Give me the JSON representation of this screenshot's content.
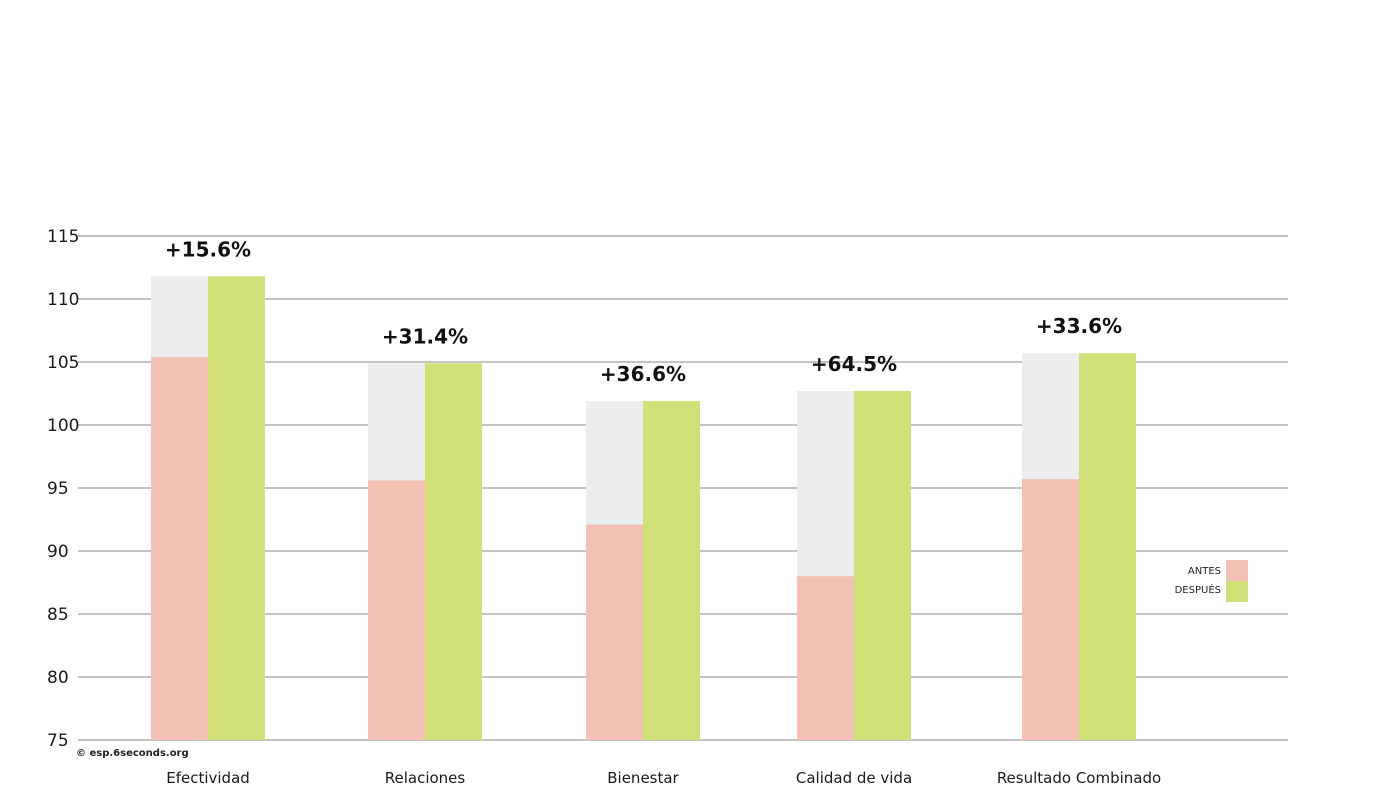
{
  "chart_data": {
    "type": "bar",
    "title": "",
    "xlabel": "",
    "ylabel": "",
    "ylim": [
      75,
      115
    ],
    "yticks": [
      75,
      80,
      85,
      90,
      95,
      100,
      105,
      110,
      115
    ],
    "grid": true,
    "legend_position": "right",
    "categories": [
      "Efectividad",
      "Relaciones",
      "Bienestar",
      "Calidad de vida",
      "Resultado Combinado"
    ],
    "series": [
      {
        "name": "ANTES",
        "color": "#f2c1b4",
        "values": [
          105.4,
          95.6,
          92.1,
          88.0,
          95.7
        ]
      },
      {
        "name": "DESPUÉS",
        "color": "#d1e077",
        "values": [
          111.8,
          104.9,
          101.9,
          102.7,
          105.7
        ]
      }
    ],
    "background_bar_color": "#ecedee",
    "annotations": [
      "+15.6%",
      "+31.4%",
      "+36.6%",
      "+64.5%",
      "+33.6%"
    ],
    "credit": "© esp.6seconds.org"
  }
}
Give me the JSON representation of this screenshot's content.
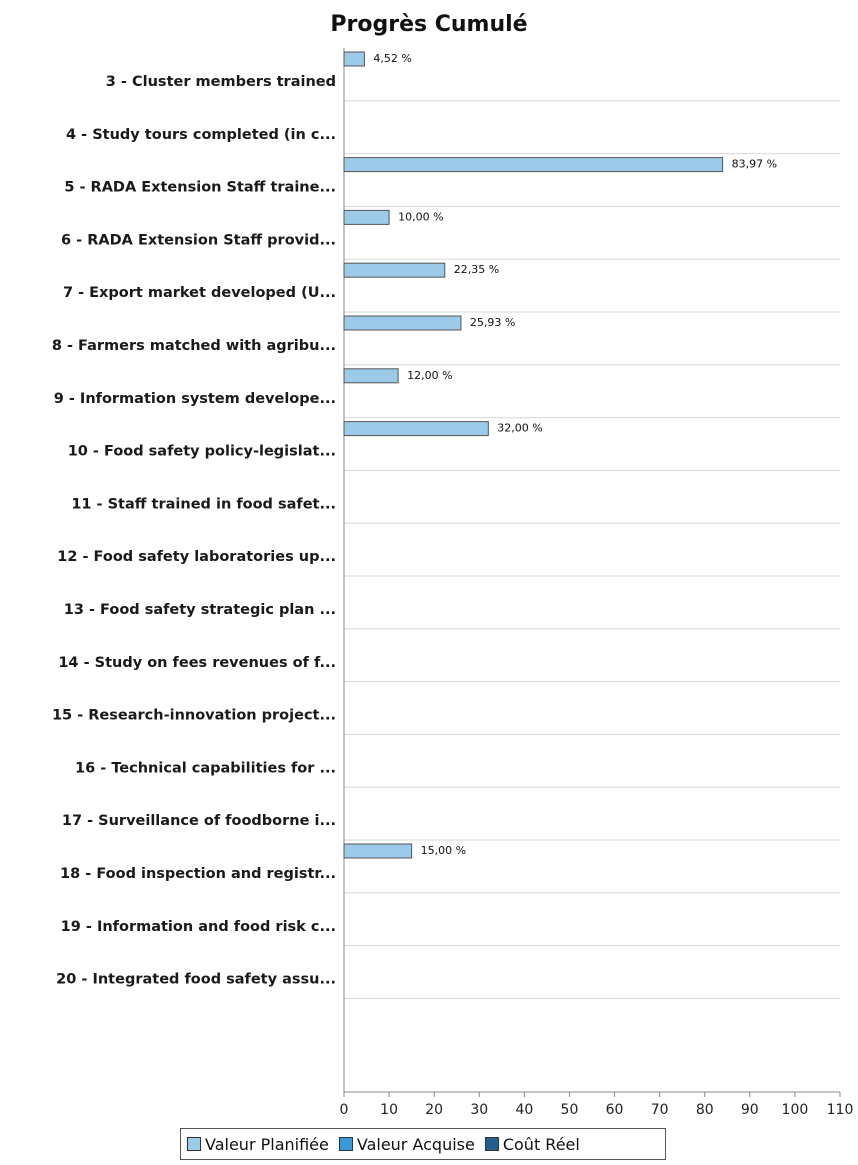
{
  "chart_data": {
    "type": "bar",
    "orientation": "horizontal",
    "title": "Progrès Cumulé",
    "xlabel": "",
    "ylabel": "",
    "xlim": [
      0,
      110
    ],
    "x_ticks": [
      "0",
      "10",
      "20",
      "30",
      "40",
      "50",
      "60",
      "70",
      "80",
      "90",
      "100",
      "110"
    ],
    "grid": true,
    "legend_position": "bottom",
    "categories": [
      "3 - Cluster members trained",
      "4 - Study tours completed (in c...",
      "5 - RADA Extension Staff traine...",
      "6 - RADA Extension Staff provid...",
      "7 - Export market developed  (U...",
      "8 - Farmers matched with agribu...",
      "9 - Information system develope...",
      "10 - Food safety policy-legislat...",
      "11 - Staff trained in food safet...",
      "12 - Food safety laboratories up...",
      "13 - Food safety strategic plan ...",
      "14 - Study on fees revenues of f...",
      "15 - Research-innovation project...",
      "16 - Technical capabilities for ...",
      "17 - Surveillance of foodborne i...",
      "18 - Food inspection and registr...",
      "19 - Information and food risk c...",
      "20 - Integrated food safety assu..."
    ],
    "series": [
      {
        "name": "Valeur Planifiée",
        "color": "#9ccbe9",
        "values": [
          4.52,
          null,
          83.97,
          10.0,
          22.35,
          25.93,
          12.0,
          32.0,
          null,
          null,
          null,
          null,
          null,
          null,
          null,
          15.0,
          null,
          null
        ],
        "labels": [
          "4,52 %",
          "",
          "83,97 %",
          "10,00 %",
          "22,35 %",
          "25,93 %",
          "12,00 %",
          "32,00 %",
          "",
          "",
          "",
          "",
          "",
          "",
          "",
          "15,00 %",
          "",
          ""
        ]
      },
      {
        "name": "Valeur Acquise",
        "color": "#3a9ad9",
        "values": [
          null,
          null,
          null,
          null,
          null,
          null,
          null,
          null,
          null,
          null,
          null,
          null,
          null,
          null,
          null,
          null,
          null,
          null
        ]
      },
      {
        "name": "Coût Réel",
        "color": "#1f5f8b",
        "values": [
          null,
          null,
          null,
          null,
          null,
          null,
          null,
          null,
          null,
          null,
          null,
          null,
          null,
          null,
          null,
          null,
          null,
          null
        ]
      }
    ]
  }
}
+--
▸ **Directions**
All the lines above are to be given again exactly as they read, with the pictures removed.

▸ **The solution**
Give me the JSON representation of this screenshot's content.
{
  "chart_data": {
    "type": "bar",
    "title": "",
    "xlabel": "",
    "ylabel": "",
    "ylim": [
      75,
      115
    ],
    "yticks": [
      75,
      80,
      85,
      90,
      95,
      100,
      105,
      110,
      115
    ],
    "grid": true,
    "legend_position": "right",
    "categories": [
      "Efectividad",
      "Relaciones",
      "Bienestar",
      "Calidad de vida",
      "Resultado Combinado"
    ],
    "series": [
      {
        "name": "ANTES",
        "color": "#f2c1b4",
        "values": [
          105.4,
          95.6,
          92.1,
          88.0,
          95.7
        ]
      },
      {
        "name": "DESPUÉS",
        "color": "#d1e077",
        "values": [
          111.8,
          104.9,
          101.9,
          102.7,
          105.7
        ]
      }
    ],
    "background_bar_color": "#ecedee",
    "annotations": [
      "+15.6%",
      "+31.4%",
      "+36.6%",
      "+64.5%",
      "+33.6%"
    ],
    "credit": "© esp.6seconds.org"
  }
}
Give me the JSON representation of this screenshot's content.
{
  "chart_data": {
    "type": "bar",
    "orientation": "horizontal",
    "title": "Progrès Cumulé",
    "xlabel": "",
    "ylabel": "",
    "xlim": [
      0,
      110
    ],
    "x_ticks": [
      "0",
      "10",
      "20",
      "30",
      "40",
      "50",
      "60",
      "70",
      "80",
      "90",
      "100",
      "110"
    ],
    "grid": true,
    "legend_position": "bottom",
    "categories": [
      "3 - Cluster members trained",
      "4 - Study tours completed (in c...",
      "5 - RADA Extension Staff traine...",
      "6 - RADA Extension Staff provid...",
      "7 - Export market developed  (U...",
      "8 - Farmers matched with agribu...",
      "9 - Information system develope...",
      "10 - Food safety policy-legislat...",
      "11 - Staff trained in food safet...",
      "12 - Food safety laboratories up...",
      "13 - Food safety strategic plan ...",
      "14 - Study on fees revenues of f...",
      "15 - Research-innovation project...",
      "16 - Technical capabilities for ...",
      "17 - Surveillance of foodborne i...",
      "18 - Food inspection and registr...",
      "19 - Information and food risk c...",
      "20 - Integrated food safety assu..."
    ],
    "series": [
      {
        "name": "Valeur Planifiée",
        "color": "#9ccbe9",
        "values": [
          4.52,
          null,
          83.97,
          10.0,
          22.35,
          25.93,
          12.0,
          32.0,
          null,
          null,
          null,
          null,
          null,
          null,
          null,
          15.0,
          null,
          null
        ],
        "labels": [
          "4,52 %",
          "",
          "83,97 %",
          "10,00 %",
          "22,35 %",
          "25,93 %",
          "12,00 %",
          "32,00 %",
          "",
          "",
          "",
          "",
          "",
          "",
          "",
          "15,00 %",
          "",
          ""
        ]
      },
      {
        "name": "Valeur Acquise",
        "color": "#3a9ad9",
        "values": [
          null,
          null,
          null,
          null,
          null,
          null,
          null,
          null,
          null,
          null,
          null,
          null,
          null,
          null,
          null,
          null,
          null,
          null
        ]
      },
      {
        "name": "Coût Réel",
        "color": "#1f5f8b",
        "values": [
          null,
          null,
          null,
          null,
          null,
          null,
          null,
          null,
          null,
          null,
          null,
          null,
          null,
          null,
          null,
          null,
          null,
          null
        ]
      }
    ]
  }
}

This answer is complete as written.